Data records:
[START]
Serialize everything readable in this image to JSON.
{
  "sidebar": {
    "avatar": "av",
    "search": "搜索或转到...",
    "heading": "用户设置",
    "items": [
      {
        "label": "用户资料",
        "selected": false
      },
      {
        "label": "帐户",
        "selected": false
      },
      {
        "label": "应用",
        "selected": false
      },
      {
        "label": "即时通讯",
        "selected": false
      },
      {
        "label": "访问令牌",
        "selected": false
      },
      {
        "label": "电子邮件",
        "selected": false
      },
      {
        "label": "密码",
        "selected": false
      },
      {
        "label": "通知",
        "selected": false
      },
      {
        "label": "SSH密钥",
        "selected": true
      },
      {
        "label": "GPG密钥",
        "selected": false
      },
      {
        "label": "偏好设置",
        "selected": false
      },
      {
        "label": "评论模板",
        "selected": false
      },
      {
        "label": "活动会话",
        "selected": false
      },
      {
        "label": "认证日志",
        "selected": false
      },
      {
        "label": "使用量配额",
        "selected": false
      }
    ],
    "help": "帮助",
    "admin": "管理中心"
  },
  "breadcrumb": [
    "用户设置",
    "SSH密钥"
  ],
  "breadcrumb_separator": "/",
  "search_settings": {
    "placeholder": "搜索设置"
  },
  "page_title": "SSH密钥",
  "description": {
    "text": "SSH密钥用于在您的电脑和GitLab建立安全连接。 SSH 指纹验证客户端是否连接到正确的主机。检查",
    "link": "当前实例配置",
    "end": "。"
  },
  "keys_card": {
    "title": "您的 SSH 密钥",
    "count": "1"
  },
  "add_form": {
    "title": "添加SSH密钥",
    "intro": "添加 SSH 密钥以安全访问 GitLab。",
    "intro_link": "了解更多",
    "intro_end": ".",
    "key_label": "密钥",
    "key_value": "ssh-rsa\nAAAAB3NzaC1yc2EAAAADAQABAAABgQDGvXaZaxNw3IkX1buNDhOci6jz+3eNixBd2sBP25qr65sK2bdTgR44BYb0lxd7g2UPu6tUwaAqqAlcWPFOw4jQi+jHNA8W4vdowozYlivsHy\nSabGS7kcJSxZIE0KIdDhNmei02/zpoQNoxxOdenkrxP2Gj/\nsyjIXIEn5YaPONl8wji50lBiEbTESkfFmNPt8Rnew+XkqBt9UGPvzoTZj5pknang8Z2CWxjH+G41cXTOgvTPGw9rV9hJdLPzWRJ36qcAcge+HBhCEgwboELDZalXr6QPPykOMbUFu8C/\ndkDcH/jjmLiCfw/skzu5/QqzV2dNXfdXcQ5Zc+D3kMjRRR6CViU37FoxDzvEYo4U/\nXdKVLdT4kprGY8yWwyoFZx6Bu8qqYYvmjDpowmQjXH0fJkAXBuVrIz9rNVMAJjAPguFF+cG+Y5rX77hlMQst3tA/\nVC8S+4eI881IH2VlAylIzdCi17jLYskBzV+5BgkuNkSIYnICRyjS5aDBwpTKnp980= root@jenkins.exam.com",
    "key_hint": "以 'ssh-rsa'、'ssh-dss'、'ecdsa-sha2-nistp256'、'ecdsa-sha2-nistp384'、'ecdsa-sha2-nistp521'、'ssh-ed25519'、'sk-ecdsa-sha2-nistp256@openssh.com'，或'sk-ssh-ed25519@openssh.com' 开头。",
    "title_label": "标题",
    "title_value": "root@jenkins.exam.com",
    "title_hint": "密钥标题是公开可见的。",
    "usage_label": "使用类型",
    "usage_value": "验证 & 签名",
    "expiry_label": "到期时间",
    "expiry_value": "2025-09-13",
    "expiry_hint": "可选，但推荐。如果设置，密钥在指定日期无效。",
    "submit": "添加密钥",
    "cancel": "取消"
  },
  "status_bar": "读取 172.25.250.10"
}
[END]
SET EXERCISE: What do the records say? Quote them all exactly.

EXERCISE RESPONSE:
Serialize everything readable in this image to JSON.
{
  "sidebar": {
    "avatar": "av",
    "search": "搜索或转到...",
    "heading": "用户设置",
    "items": [
      {
        "label": "用户资料",
        "selected": false
      },
      {
        "label": "帐户",
        "selected": false
      },
      {
        "label": "应用",
        "selected": false
      },
      {
        "label": "即时通讯",
        "selected": false
      },
      {
        "label": "访问令牌",
        "selected": false
      },
      {
        "label": "电子邮件",
        "selected": false
      },
      {
        "label": "密码",
        "selected": false
      },
      {
        "label": "通知",
        "selected": false
      },
      {
        "label": "SSH密钥",
        "selected": true
      },
      {
        "label": "GPG密钥",
        "selected": false
      },
      {
        "label": "偏好设置",
        "selected": false
      },
      {
        "label": "评论模板",
        "selected": false
      },
      {
        "label": "活动会话",
        "selected": false
      },
      {
        "label": "认证日志",
        "selected": false
      },
      {
        "label": "使用量配额",
        "selected": false
      }
    ],
    "help": "帮助",
    "admin": "管理中心"
  },
  "breadcrumb": [
    "用户设置",
    "SSH密钥"
  ],
  "breadcrumb_separator": "/",
  "search_settings": {
    "placeholder": "搜索设置"
  },
  "page_title": "SSH密钥",
  "description": {
    "text": "SSH密钥用于在您的电脑和GitLab建立安全连接。 SSH 指纹验证客户端是否连接到正确的主机。检查",
    "link": "当前实例配置",
    "end": "。"
  },
  "keys_card": {
    "title": "您的 SSH 密钥",
    "count": "1"
  },
  "add_form": {
    "title": "添加SSH密钥",
    "intro": "添加 SSH 密钥以安全访问 GitLab。",
    "intro_link": "了解更多",
    "intro_end": ".",
    "key_label": "密钥",
    "key_value": "ssh-rsa\nAAAAB3NzaC1yc2EAAAADAQABAAABgQDGvXaZaxNw3IkX1buNDhOci6jz+3eNixBd2sBP25qr65sK2bdTgR44BYb0lxd7g2UPu6tUwaAqqAlcWPFOw4jQi+jHNA8W4vdowozYlivsHy\nSabGS7kcJSxZIE0KIdDhNmei02/zpoQNoxxOdenkrxP2Gj/\nsyjIXIEn5YaPONl8wji50lBiEbTESkfFmNPt8Rnew+XkqBt9UGPvzoTZj5pknang8Z2CWxjH+G41cXTOgvTPGw9rV9hJdLPzWRJ36qcAcge+HBhCEgwboELDZalXr6QPPykOMbUFu8C/\ndkDcH/jjmLiCfw/skzu5/QqzV2dNXfdXcQ5Zc+D3kMjRRR6CViU37FoxDzvEYo4U/\nXdKVLdT4kprGY8yWwyoFZx6Bu8qqYYvmjDpowmQjXH0fJkAXBuVrIz9rNVMAJjAPguFF+cG+Y5rX77hlMQst3tA/\nVC8S+4eI881IH2VlAylIzdCi17jLYskBzV+5BgkuNkSIYnICRyjS5aDBwpTKnp980= root@jenkins.exam.com",
    "key_hint": "以 'ssh-rsa'、'ssh-dss'、'ecdsa-sha2-nistp256'、'ecdsa-sha2-nistp384'、'ecdsa-sha2-nistp521'、'ssh-ed25519'、'sk-ecdsa-sha2-nistp256@openssh.com'，或'sk-ssh-ed25519@openssh.com' 开头。",
    "title_label": "标题",
    "title_value": "root@jenkins.exam.com",
    "title_hint": "密钥标题是公开可见的。",
    "usage_label": "使用类型",
    "usage_value": "验证 & 签名",
    "expiry_label": "到期时间",
    "expiry_value": "2025-09-13",
    "expiry_hint": "可选，但推荐。如果设置，密钥在指定日期无效。",
    "submit": "添加密钥",
    "cancel": "取消"
  },
  "status_bar": "读取 172.25.250.10"
}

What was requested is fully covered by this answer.